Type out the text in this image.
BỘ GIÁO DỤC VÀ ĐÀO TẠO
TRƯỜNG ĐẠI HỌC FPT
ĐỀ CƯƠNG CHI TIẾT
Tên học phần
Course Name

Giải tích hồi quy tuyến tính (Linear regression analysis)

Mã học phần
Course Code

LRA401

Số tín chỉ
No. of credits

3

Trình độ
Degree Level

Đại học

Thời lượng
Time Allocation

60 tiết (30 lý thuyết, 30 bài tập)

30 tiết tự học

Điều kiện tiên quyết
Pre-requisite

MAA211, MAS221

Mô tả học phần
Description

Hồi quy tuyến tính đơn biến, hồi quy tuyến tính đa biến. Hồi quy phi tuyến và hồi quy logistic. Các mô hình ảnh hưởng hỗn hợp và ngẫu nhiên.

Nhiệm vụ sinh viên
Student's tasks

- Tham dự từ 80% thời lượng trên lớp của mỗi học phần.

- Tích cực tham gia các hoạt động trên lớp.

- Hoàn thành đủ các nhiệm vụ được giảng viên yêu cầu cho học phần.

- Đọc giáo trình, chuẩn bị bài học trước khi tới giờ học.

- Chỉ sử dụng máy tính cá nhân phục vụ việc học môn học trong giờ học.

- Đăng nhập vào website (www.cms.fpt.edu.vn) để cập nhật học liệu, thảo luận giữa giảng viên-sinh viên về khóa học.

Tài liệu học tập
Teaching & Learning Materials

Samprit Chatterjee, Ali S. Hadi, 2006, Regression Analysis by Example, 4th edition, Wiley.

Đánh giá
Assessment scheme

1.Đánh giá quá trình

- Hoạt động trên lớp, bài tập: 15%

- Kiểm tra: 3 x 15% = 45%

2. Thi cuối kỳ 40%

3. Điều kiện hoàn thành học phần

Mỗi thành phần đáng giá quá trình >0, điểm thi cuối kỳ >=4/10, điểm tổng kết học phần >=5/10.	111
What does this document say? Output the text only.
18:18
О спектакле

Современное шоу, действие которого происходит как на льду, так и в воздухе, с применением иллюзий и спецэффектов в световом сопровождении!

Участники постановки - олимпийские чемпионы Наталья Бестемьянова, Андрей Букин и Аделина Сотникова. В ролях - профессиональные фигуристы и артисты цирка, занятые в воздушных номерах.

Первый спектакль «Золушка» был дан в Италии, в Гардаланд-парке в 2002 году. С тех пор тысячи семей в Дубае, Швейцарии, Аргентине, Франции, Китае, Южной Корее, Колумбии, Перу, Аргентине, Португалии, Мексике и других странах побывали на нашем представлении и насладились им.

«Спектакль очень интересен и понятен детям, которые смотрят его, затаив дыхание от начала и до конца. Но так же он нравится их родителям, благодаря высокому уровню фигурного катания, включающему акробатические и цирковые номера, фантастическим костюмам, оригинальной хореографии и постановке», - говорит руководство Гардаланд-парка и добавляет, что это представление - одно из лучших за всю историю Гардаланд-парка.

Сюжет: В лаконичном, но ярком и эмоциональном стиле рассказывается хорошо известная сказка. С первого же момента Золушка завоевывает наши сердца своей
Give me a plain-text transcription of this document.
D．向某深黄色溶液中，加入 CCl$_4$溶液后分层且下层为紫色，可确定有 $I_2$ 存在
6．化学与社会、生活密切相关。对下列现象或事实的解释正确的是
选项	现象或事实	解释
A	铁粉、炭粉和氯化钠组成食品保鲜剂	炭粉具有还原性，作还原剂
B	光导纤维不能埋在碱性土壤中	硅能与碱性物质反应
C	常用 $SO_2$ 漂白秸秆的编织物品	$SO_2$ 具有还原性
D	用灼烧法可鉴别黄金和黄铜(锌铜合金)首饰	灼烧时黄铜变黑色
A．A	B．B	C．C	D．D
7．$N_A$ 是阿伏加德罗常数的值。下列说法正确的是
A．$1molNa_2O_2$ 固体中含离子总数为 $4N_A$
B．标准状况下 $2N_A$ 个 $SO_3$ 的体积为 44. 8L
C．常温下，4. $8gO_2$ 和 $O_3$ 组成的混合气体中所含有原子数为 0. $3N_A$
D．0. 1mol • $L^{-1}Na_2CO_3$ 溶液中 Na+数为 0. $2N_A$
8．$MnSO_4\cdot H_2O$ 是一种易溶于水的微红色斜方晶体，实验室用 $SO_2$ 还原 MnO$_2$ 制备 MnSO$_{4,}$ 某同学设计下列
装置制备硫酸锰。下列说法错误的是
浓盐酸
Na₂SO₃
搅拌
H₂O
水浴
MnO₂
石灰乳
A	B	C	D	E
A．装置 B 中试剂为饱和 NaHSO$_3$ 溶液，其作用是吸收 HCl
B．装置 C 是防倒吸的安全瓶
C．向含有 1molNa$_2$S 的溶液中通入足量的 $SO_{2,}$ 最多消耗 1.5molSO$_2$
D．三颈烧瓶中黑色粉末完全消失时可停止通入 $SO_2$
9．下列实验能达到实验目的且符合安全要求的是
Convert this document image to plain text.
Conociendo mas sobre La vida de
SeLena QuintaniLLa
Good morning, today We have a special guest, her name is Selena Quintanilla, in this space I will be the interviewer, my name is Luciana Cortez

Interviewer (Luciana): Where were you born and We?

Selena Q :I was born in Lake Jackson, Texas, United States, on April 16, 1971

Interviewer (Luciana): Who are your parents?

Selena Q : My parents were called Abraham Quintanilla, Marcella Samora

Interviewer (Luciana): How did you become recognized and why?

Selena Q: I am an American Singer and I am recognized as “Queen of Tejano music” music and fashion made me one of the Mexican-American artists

* * *

**EXERCISE OBJECTIVE:**
Every record shown above must be echoed exactly.

**FULL OUTPUT:**
Type out the text in this image.
BỘ GIÁO DỤC VÀ ĐÀO TẠO
TRƯỜNG ĐẠI HỌC FPT
ĐỀ CƯƠNG CHI TIẾT
Tên học phần
Course Name

Giải tích hồi quy tuyến tính (Linear regression analysis)

Mã học phần
Course Code

LRA401

Số tín chỉ
No. of credits

3

Trình độ
Degree Level

Đại học

Thời lượng
Time Allocation

60 tiết (30 lý thuyết, 30 bài tập)

30 tiết tự học

Điều kiện tiên quyết
Pre-requisite

MAA211, MAS221

Mô tả học phần
Description

Hồi quy tuyến tính đơn biến, hồi quy tuyến tính đa biến. Hồi quy phi tuyến và hồi quy logistic. Các mô hình ảnh hưởng hỗn hợp và ngẫu nhiên.

Nhiệm vụ sinh viên
Student's tasks

- Tham dự từ 80% thời lượng trên lớp của mỗi học phần.

- Tích cực tham gia các hoạt động trên lớp.

- Hoàn thành đủ các nhiệm vụ được giảng viên yêu cầu cho học phần.

- Đọc giáo trình, chuẩn bị bài học trước khi tới giờ học.

- Chỉ sử dụng máy tính cá nhân phục vụ việc học môn học trong giờ học.

- Đăng nhập vào website (www.cms.fpt.edu.vn) để cập nhật học liệu, thảo luận giữa giảng viên-sinh viên về khóa học.

Tài liệu học tập
Teaching & Learning Materials

Samprit Chatterjee, Ali S. Hadi, 2006, Regression Analysis by Example, 4th edition, Wiley.

Đánh giá
Assessment scheme

1.Đánh giá quá trình

- Hoạt động trên lớp, bài tập: 15%

- Kiểm tra: 3 x 15% = 45%

2. Thi cuối kỳ 40%

3. Điều kiện hoàn thành học phần

Mỗi thành phần đáng giá quá trình >0, điểm thi cuối kỳ >=4/10, điểm tổng kết học phần >=5/10.	111
What does this document say? Output the text only.
18:18
О спектакле

Современное шоу, действие которого происходит как на льду, так и в воздухе, с применением иллюзий и спецэффектов в световом сопровождении!

Участники постановки - олимпийские чемпионы Наталья Бестемьянова, Андрей Букин и Аделина Сотникова. В ролях - профессиональные фигуристы и артисты цирка, занятые в воздушных номерах.

Первый спектакль «Золушка» был дан в Италии, в Гардаланд-парке в 2002 году. С тех пор тысячи семей в Дубае, Швейцарии, Аргентине, Франции, Китае, Южной Корее, Колумбии, Перу, Аргентине, Португалии, Мексике и других странах побывали на нашем представлении и насладились им.

«Спектакль очень интересен и понятен детям, которые смотрят его, затаив дыхание от начала и до конца. Но так же он нравится их родителям, благодаря высокому уровню фигурного катания, включающему акробатические и цирковые номера, фантастическим костюмам, оригинальной хореографии и постановке», - говорит руководство Гардаланд-парка и добавляет, что это представление - одно из лучших за всю историю Гардаланд-парка.

Сюжет: В лаконичном, но ярком и эмоциональном стиле рассказывается хорошо известная сказка. С первого же момента Золушка завоевывает наши сердца своей
Give me a plain-text transcription of this document.
D．向某深黄色溶液中，加入 CCl$_4$溶液后分层且下层为紫色，可确定有 $I_2$ 存在
6．化学与社会、生活密切相关。对下列现象或事实的解释正确的是
选项	现象或事实	解释
A	铁粉、炭粉和氯化钠组成食品保鲜剂	炭粉具有还原性，作还原剂
B	光导纤维不能埋在碱性土壤中	硅能与碱性物质反应
C	常用 $SO_2$ 漂白秸秆的编织物品	$SO_2$ 具有还原性
D	用灼烧法可鉴别黄金和黄铜(锌铜合金)首饰	灼烧时黄铜变黑色
A．A	B．B	C．C	D．D
7．$N_A$ 是阿伏加德罗常数的值。下列说法正确的是
A．$1molNa_2O_2$ 固体中含离子总数为 $4N_A$
B．标准状况下 $2N_A$ 个 $SO_3$ 的体积为 44. 8L
C．常温下，4. $8gO_2$ 和 $O_3$ 组成的混合气体中所含有原子数为 0. $3N_A$
D．0. 1mol • $L^{-1}Na_2CO_3$ 溶液中 Na+数为 0. $2N_A$
8．$MnSO_4\cdot H_2O$ 是一种易溶于水的微红色斜方晶体，实验室用 $SO_2$ 还原 MnO$_2$ 制备 MnSO$_{4,}$ 某同学设计下列
装置制备硫酸锰。下列说法错误的是
浓盐酸
Na₂SO₃
搅拌
H₂O
水浴
MnO₂
石灰乳
A	B	C	D	E
A．装置 B 中试剂为饱和 NaHSO$_3$ 溶液，其作用是吸收 HCl
B．装置 C 是防倒吸的安全瓶
C．向含有 1molNa$_2$S 的溶液中通入足量的 $SO_{2,}$ 最多消耗 1.5molSO$_2$
D．三颈烧瓶中黑色粉末完全消失时可停止通入 $SO_2$
9．下列实验能达到实验目的且符合安全要求的是
Convert this document image to plain text.
Conociendo mas sobre La vida de
SeLena QuintaniLLa
Good morning, today We have a special guest, her name is Selena Quintanilla, in this space I will be the interviewer, my name is Luciana Cortez

Interviewer (Luciana): Where were you born and We?

Selena Q :I was born in Lake Jackson, Texas, United States, on April 16, 1971

Interviewer (Luciana): Who are your parents?

Selena Q : My parents were called Abraham Quintanilla, Marcella Samora

Interviewer (Luciana): How did you become recognized and why?

Selena Q: I am an American Singer and I am recognized as “Queen of Tejano music” music and fashion made me one of the Mexican-American artists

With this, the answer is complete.